• What this task involves
Can you give every line of text in the items below as a numbered list, skipping blank lines and leaving the pictures out?

# # #

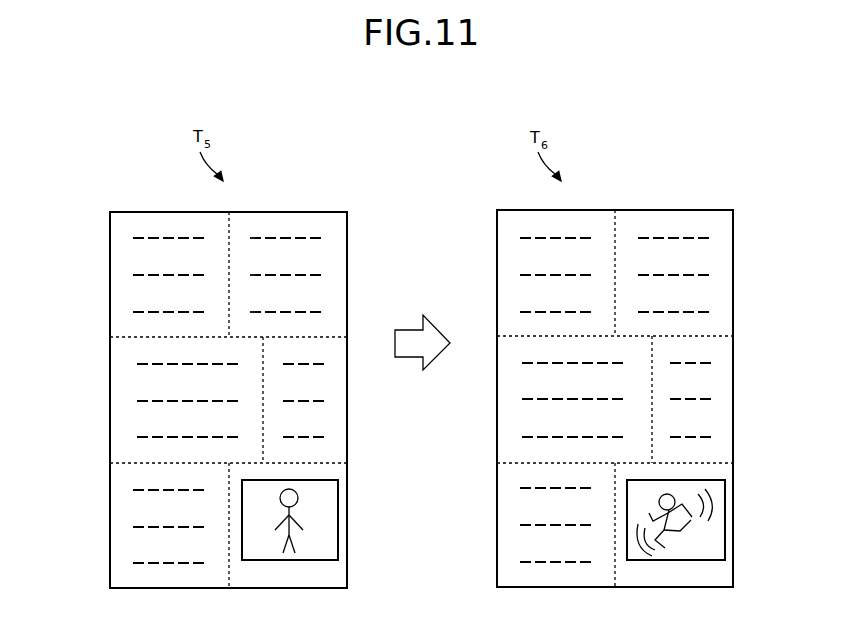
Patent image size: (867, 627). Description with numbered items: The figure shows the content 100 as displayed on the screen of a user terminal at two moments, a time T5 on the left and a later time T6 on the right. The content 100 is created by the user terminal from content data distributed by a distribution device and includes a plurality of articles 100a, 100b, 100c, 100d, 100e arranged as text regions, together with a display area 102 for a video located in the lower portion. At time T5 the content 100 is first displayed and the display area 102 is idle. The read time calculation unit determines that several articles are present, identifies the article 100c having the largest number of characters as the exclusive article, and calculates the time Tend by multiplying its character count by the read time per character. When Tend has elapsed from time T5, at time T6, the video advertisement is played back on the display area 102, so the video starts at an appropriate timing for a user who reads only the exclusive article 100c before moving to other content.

The content 100 is at (282, 213).
The article 100a is at (128, 259).
The article 100b is at (330, 258).
The article 100c is at (128, 389).
The article 100d is at (330, 390).
The article 100e is at (128, 509).
The display area 102 is at (287, 561).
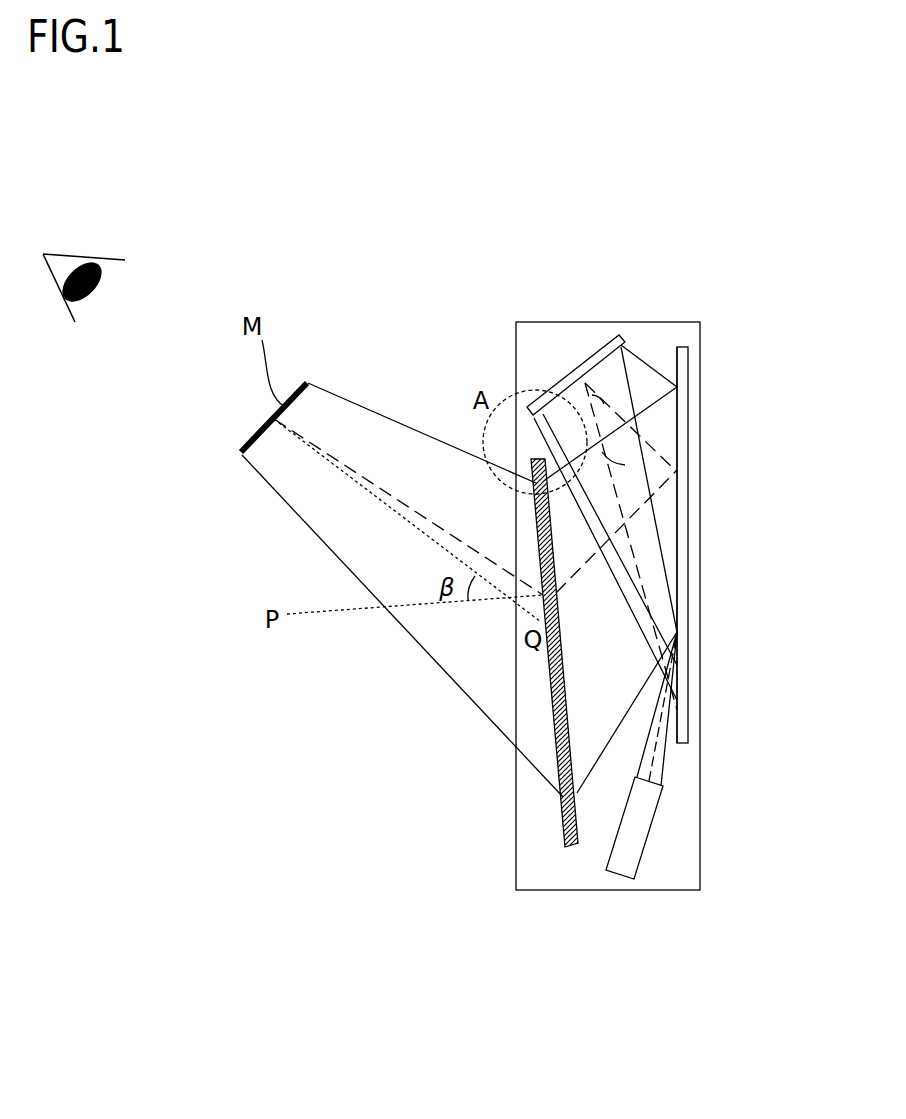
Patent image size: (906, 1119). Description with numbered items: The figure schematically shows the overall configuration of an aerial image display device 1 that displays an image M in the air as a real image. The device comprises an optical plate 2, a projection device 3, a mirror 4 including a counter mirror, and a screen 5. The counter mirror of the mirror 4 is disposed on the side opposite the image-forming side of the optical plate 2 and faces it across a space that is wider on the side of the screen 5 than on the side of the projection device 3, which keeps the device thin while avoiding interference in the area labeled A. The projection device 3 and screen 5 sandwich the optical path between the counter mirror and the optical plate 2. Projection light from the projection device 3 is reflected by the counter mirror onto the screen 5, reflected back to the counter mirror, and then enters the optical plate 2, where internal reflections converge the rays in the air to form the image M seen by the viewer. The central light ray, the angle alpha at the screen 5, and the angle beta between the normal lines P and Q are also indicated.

# # #

• In response
1. Patent image size: (867, 627). Description with numbered items: The figure shows the content 100 as displayed on the screen of a user terminal at two moments, a time T5 on the left and a later time T6 on the right. The content 100 is created by the user terminal from content data distributed by a distribution device and includes a plurality of articles 100a, 100b, 100c, 100d, 100e arranged as text regions, together with a display area 102 for a video located in the lower portion. At time T5 the content 100 is first displayed and the display area 102 is idle. The read time calculation unit determines that several articles are present, identifies the article 100c having the largest number of characters as the exclusive article, and calculates the time Tend by multiplying its character count by the read time per character. When Tend has elapsed from time T5, at time T6, the video advertisement is played back on the display area 102, so the video starts at an appropriate timing for a user who reads only the exclusive article 100c before moving to other content.
2. The content 100 is at (282, 213).
3. The article 100a is at (128, 259).
4. The article 100b is at (330, 258).
5. The article 100c is at (128, 389).
6. The article 100d is at (330, 390).
7. The article 100e is at (128, 509).
8. The display area 102 is at (287, 561).
9. Patent image size: (906, 1119). Description with numbered items: The figure schematically shows the overall configuration of an aerial image display device 1 that displays an image M in the air as a real image. The device comprises an optical plate 2, a projection device 3, a mirror 4 including a counter mirror, and a screen 5. The counter mirror of the mirror 4 is disposed on the side opposite the image-forming side of the optical plate 2 and faces it across a space that is wider on the side of the screen 5 than on the side of the projection device 3, which keeps the device thin while avoiding interference in the area labeled A. The projection device 3 and screen 5 sandwich the optical path between the counter mirror and the optical plate 2. Projection light from the projection device 3 is reflected by the counter mirror onto the screen 5, reflected back to the counter mirror, and then enters the optical plate 2, where internal reflections converge the rays in the air to form the image M seen by the viewer. The central light ray, the angle alpha at the screen 5, and the angle beta between the normal lines P and Q are also indicated.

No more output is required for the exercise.